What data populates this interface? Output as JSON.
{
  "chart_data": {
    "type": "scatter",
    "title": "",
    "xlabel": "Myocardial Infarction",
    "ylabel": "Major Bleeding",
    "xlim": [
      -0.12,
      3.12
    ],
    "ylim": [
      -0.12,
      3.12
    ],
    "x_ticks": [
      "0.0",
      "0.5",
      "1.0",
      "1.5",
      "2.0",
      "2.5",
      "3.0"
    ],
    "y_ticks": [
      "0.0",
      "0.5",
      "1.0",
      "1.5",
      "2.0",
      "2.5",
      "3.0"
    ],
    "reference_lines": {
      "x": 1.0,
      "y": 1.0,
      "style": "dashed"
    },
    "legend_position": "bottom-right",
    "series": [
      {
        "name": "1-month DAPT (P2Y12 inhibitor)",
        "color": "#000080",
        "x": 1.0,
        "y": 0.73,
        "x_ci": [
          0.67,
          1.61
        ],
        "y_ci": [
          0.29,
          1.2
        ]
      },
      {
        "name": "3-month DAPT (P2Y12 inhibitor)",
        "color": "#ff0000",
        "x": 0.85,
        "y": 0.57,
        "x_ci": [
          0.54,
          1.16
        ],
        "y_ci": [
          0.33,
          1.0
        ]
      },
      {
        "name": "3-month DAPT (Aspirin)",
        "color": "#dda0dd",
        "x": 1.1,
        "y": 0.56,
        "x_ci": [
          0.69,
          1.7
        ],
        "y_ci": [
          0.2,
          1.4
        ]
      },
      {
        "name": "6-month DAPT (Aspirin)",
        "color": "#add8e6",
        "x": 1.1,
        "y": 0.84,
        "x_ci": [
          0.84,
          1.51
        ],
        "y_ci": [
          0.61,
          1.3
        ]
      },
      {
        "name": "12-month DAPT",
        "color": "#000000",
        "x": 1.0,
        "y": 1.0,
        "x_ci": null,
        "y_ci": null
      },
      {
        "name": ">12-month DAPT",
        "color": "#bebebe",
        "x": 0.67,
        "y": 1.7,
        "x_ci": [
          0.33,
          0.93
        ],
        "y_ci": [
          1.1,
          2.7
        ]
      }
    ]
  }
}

□ □ □ □ □

### Written problem
Look through the records and gather every line containing "color".

### Task answer
        "color": "#000080",
        "color": "#ff0000",
        "color": "#dda0dd",
        "color": "#add8e6",
        "color": "#000000",
        "color": "#bebebe",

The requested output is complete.